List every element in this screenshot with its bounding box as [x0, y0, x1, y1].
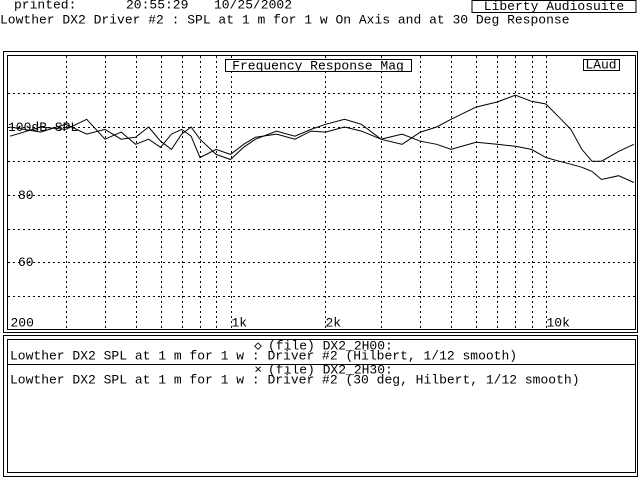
x-tick-label: 200 [11, 315, 34, 330]
legend-description: Lowther DX2 SPL at 1 m for 1 w : Driver … [10, 348, 517, 363]
x-tick-label: 10k [547, 315, 571, 330]
series-line [10, 118, 635, 183]
legend-frame [3, 335, 638, 477]
chart-title: Lowther DX2 Driver #2 : SPL at 1 m for 1… [0, 12, 570, 27]
legend-marker: ◇ [254, 338, 262, 353]
y-tick-label: 80 [18, 188, 34, 203]
series-line [9, 94, 635, 162]
legend-marker: × [254, 362, 262, 377]
plot-label-box [225, 59, 412, 72]
badge: LAud [585, 57, 616, 72]
app-name: Liberty Audiosuite [484, 0, 624, 14]
plot-frame [7, 55, 636, 330]
printed-label: printed: [14, 0, 76, 12]
date: 10/25/2002 [214, 0, 292, 12]
y-tick-label: 60 [18, 255, 34, 270]
x-tick-label: 1k [232, 315, 248, 330]
plot-label: Frequency Response Mag [232, 58, 404, 73]
time: 20:55:29 [126, 0, 188, 12]
plot-frame-outer [3, 51, 638, 333]
legend-name: (file) DX2_2H00: [268, 338, 393, 353]
app-box [471, 0, 637, 13]
legend-inner [7, 339, 636, 473]
badge-box [583, 59, 620, 71]
x-tick-label: 2k [326, 315, 342, 330]
legend-description: Lowther DX2 SPL at 1 m for 1 w : Driver … [10, 372, 580, 387]
legend-name: (file) DX2_2H30: [268, 362, 393, 377]
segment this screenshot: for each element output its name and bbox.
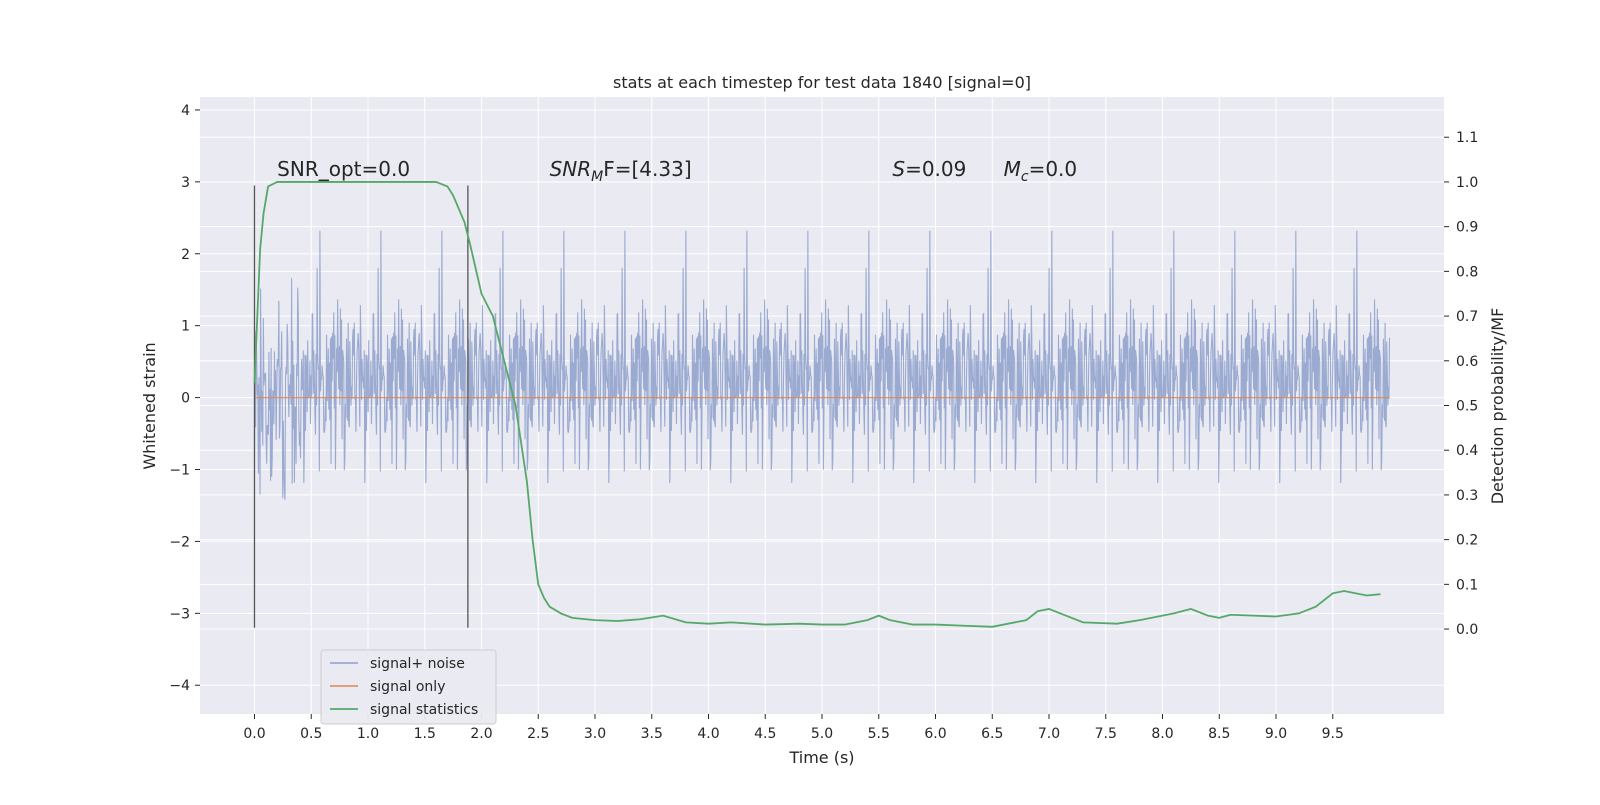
x-tick-label: 0.5	[300, 726, 322, 742]
x-tick-label: 2.5	[527, 726, 549, 742]
x-tick-label: 1.0	[357, 726, 379, 742]
y-tick-label: 3	[181, 175, 190, 191]
y2-tick-label: 0.8	[1456, 264, 1478, 280]
y-tick-label: −1	[169, 463, 190, 479]
signal-statistics-series	[253, 181, 1381, 628]
x-tick-label: 7.5	[1095, 726, 1117, 742]
y2-axis-ticks: 0.0 0.1 0.2 0.3 0.4 0.5 0.6 0.7 0.8 0.9 1.0 1.1	[1444, 130, 1478, 638]
y2-tick-label: 1.0	[1456, 175, 1478, 191]
annotation-s-stat: S=0.09	[892, 157, 966, 181]
y2-tick-label: 0.1	[1456, 577, 1478, 593]
y-axis-ticks: −4 −3 −2 −1 0 1 2 3 4	[169, 103, 200, 694]
grid-lines	[200, 97, 1444, 714]
y2-tick-label: 0.2	[1456, 533, 1478, 549]
legend-label-signal: signal only	[370, 679, 445, 695]
y2-tick-label: 1.1	[1456, 130, 1478, 146]
annotation-snr-mf: SNRMF=[4.33]	[550, 157, 692, 185]
x-tick-label: 8.5	[1208, 726, 1230, 742]
y2-axis-title: Detection probability/MF	[1488, 308, 1507, 505]
y-tick-label: −2	[169, 534, 190, 550]
x-tick-label: 9.5	[1322, 726, 1344, 742]
y2-tick-label: 0.5	[1456, 399, 1478, 415]
x-tick-label: 0.0	[243, 726, 265, 742]
x-tick-label: 3.5	[641, 726, 663, 742]
legend-label-noise: signal+ noise	[370, 656, 465, 672]
y2-tick-label: 0.3	[1456, 488, 1478, 504]
y-tick-label: 0	[181, 391, 190, 407]
x-tick-label: 5.5	[868, 726, 890, 742]
y2-tick-label: 0.7	[1456, 309, 1478, 325]
signal-noise-series	[253, 230, 1391, 500]
annotations: SNR_opt=0.0 SNRMF=[4.33] S=0.09 Mc=0.0	[277, 157, 1077, 185]
x-tick-label: 4.0	[697, 726, 719, 742]
x-tick-label: 4.5	[754, 726, 776, 742]
vertical-markers	[253, 185, 469, 628]
legend-label-statistics: signal statistics	[370, 702, 478, 718]
statistics-line	[253, 181, 1381, 628]
noise-line	[253, 230, 1391, 500]
y-tick-label: −4	[169, 678, 190, 694]
legend: signal+ noise signal only signal statist…	[320, 649, 497, 725]
x-tick-label: 9.0	[1265, 726, 1287, 742]
y2-tick-label: 0.9	[1456, 220, 1478, 236]
y-tick-label: 2	[181, 247, 190, 263]
x-tick-label: 8.0	[1151, 726, 1173, 742]
x-tick-label: 1.5	[414, 726, 436, 742]
legend-box	[320, 649, 497, 725]
x-tick-label: 7.0	[1038, 726, 1060, 742]
y-axis-title: Whitened strain	[140, 342, 159, 469]
x-axis-title: Time (s)	[788, 748, 854, 767]
y-tick-label: −3	[169, 606, 190, 622]
x-tick-label: 6.5	[981, 726, 1003, 742]
y-tick-label: 1	[181, 319, 190, 335]
x-tick-label: 6.0	[924, 726, 946, 742]
annotation-chirp-mass: Mc=0.0	[1004, 157, 1078, 185]
x-tick-label: 3.0	[584, 726, 606, 742]
chart-title: stats at each timestep for test data 184…	[613, 73, 1031, 92]
annotation-snr-opt: SNR_opt=0.0	[277, 157, 410, 181]
y2-tick-label: 0.6	[1456, 354, 1478, 370]
y-tick-label: 4	[181, 103, 190, 119]
x-tick-label: 5.0	[811, 726, 833, 742]
x-tick-label: 2.0	[470, 726, 492, 742]
y2-tick-label: 0.4	[1456, 443, 1478, 459]
x-axis-ticks: 0.0 0.5 1.0 1.5 2.0 2.5 3.0 3.5 4.0 4.5 5.0 5.5 6.0 6…	[243, 714, 1344, 742]
y2-tick-label: 0.0	[1456, 622, 1478, 638]
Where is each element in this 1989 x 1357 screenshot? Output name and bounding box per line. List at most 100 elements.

WHAT YOU NEED TO DO:
Can you turn every line of the rows above into a Markdown table with a No. column for the line number and an Entry column for the line, skipping any blank lines? Leave the pictures out.

RIGHT ANSWER:
| No. | Entry |
|---|---|
| 1 | List every element in this screenshot with its bounding box as [x0, y0, x1, y1]. |
| 2 | x-tick-label: 200 [11, 315, 34, 330] |
| 3 | legend-description: Lowther DX2 SPL at 1 m for 1 w : Driver … [10, 348, 517, 363] |
| 4 | x-tick-label: 10k [547, 315, 571, 330] |
| 5 | series-line [10, 118, 635, 183] |
| 6 | legend-frame [3, 335, 638, 477] |
| 7 | chart-title: Lowther DX2 Driver #2 : SPL at 1 m for 1… [0, 12, 570, 27] |
| 8 | legend-marker: ◇ [254, 338, 262, 353] |
| 9 | y-tick-label: 80 [18, 188, 34, 203] |
| 10 | series-line [9, 94, 635, 162] |
| 11 | legend-marker: × [254, 362, 262, 377] |
| 12 | plot-label-box [225, 59, 412, 72] |
| 13 | badge: LAud [585, 57, 616, 72] |
| 14 | app-name: Liberty Audiosuite [484, 0, 624, 14] |
| 15 | plot-frame [7, 55, 636, 330] |
| 16 | printed-label: printed: [14, 0, 76, 12] |
| 17 | date: 10/25/2002 [214, 0, 292, 12] |
| 18 | y-tick-label: 60 [18, 255, 34, 270] |
| 19 | x-tick-label: 1k [232, 315, 248, 330] |
| 20 | plot-label: Frequency Response Mag [232, 58, 404, 73] |
| 21 | time: 20:55:29 [126, 0, 188, 12] |
| 22 | plot-frame-outer [3, 51, 638, 333] |
| 23 | legend-name: (file) DX2_2H00: [268, 338, 393, 353] |
| 24 | app-box [471, 0, 637, 13] |
| 25 | legend-inner [7, 339, 636, 473] |
| 26 | badge-box [583, 59, 620, 71] |
| 27 | x-tick-label: 2k [326, 315, 342, 330] |
| 28 | legend-description: Lowther DX2 SPL at 1 m for 1 w : Driver … [10, 372, 580, 387] |
| 29 | legend-name: (file) DX2_2H30: [268, 362, 393, 377] |
| 30 | segment this screenshot: for each element output its name and bbox. |
| 31 | x-tick-label: 0.5	[300, 726, 322, 742] |
| 32 | x-tick-label: 2.5	[527, 726, 549, 742] |
| 33 | x-tick-label: 1.0	[357, 726, 379, 742] |
| 34 | y-tick-label: 3	[181, 175, 190, 191] |
| 35 | y2-tick-label: 0.8	[1456, 264, 1478, 280] |
| 36 | y-tick-label: −1	[169, 463, 190, 479] |
| 37 | signal-statistics-series	[253, 181, 1381, 628] |
| 38 | x-tick-label: 7.5	[1095, 726, 1117, 742] |
| 39 | y2-axis-ticks: 0.0 0.1 0.2 0.3 0.4 0.5 0.6 0.7 0.8 0.9 1.0 1.1	[1444, 130, 1478, 638] |
| 40 | y2-tick-label: 1.0	[1456, 175, 1478, 191] |
| 41 | annotation-s-stat: S=0.09	[892, 157, 966, 181] |
| 42 | y2-tick-label: 0.1	[1456, 577, 1478, 593] |
| 43 | y-axis-ticks: −4 −3 −2 −1 0 1 2 3 4	[169, 103, 200, 694] |
| 44 | grid-lines	[200, 97, 1444, 714] |
| 45 | y2-tick-label: 0.2	[1456, 533, 1478, 549] |
| 46 | legend-label-signal: signal only	[370, 679, 445, 695] |
| 47 | y2-tick-label: 1.1	[1456, 130, 1478, 146] |
| 48 | annotation-snr-mf: SNRMF=[4.33]	[550, 157, 692, 185] |
| 49 | x-tick-label: 8.5	[1208, 726, 1230, 742] |
| 50 | y2-axis-title: Detection probability/MF	[1488, 308, 1507, 505] |
| 51 | y-tick-label: −2	[169, 534, 190, 550] |
| 52 | x-tick-label: 9.5	[1322, 726, 1344, 742] |
| 53 | y2-tick-label: 0.5	[1456, 399, 1478, 415] |
| 54 | x-tick-label: 0.0	[243, 726, 265, 742] |
| 55 | x-tick-label: 3.5	[641, 726, 663, 742] |
| 56 | legend-label-noise: signal+ noise	[370, 656, 465, 672] |
| 57 | y2-tick-label: 0.3	[1456, 488, 1478, 504] |
| 58 | y-tick-label: 0	[181, 391, 190, 407] |
| 59 | x-tick-label: 5.5	[868, 726, 890, 742] |
| 60 | y2-tick-label: 0.7	[1456, 309, 1478, 325] |
| 61 | signal-noise-series	[253, 230, 1391, 500] |
| 62 | annotations: SNR_opt=0.0 SNRMF=[4.33] S=0.09 Mc=0.0	[277, 157, 1077, 185] |
| 63 | x-tick-label: 4.0	[697, 726, 719, 742] |
| 64 | x-tick-label: 4.5	[754, 726, 776, 742] |
| 65 | vertical-markers	[253, 185, 469, 628] |
| 66 | legend-label-statistics: signal statistics	[370, 702, 478, 718] |
| 67 | statistics-line	[253, 181, 1381, 628] |
| 68 | noise-line	[253, 230, 1391, 500] |
| 69 | y-tick-label: −4	[169, 678, 190, 694] |
| 70 | legend: signal+ noise signal only signal statist…	[320, 649, 497, 725] |
| 71 | x-tick-label: 9.0	[1265, 726, 1287, 742] |
| 72 | y2-tick-label: 0.9	[1456, 220, 1478, 236] |
| 73 | y-tick-label: 2	[181, 247, 190, 263] |
| 74 | x-tick-label: 8.0	[1151, 726, 1173, 742] |
| 75 | x-tick-label: 1.5	[414, 726, 436, 742] |
| 76 | legend-box	[320, 649, 497, 725] |
| 77 | x-tick-label: 7.0	[1038, 726, 1060, 742] |
| 78 | y-axis-title: Whitened strain	[140, 342, 159, 469] |
| 79 | x-axis-title: Time (s)	[788, 748, 854, 767] |
| 80 | y-tick-label: −3	[169, 606, 190, 622] |
| 81 | x-tick-label: 6.5	[981, 726, 1003, 742] |
| 82 | y-tick-label: 1	[181, 319, 190, 335] |
| 83 | x-tick-label: 6.0	[924, 726, 946, 742] |
| 84 | annotation-chirp-mass: Mc=0.0	[1004, 157, 1078, 185] |
| 85 | x-tick-label: 3.0	[584, 726, 606, 742] |
| 86 | chart-title: stats at each timestep for test data 184…	[613, 73, 1031, 92] |
| 87 | annotation-snr-opt: SNR_opt=0.0	[277, 157, 410, 181] |
| 88 | y2-tick-label: 0.6	[1456, 354, 1478, 370] |
| 89 | y-tick-label: 4	[181, 103, 190, 119] |
| 90 | x-tick-label: 5.0	[811, 726, 833, 742] |
| 91 | x-tick-label: 2.0	[470, 726, 492, 742] |
| 92 | y2-tick-label: 0.4	[1456, 443, 1478, 459] |
| 93 | x-axis-ticks: 0.0 0.5 1.0 1.5 2.0 2.5 3.0 3.5 4.0 4.5 5.0 5.5 6.0 6…	[243, 714, 1344, 742] |
| 94 | y2-tick-label: 0.0	[1456, 622, 1478, 638] |
| 95 | Where is each element in this 1989 x 1357 screenshot? Output name and bounding box per line. List at most 100 elements. |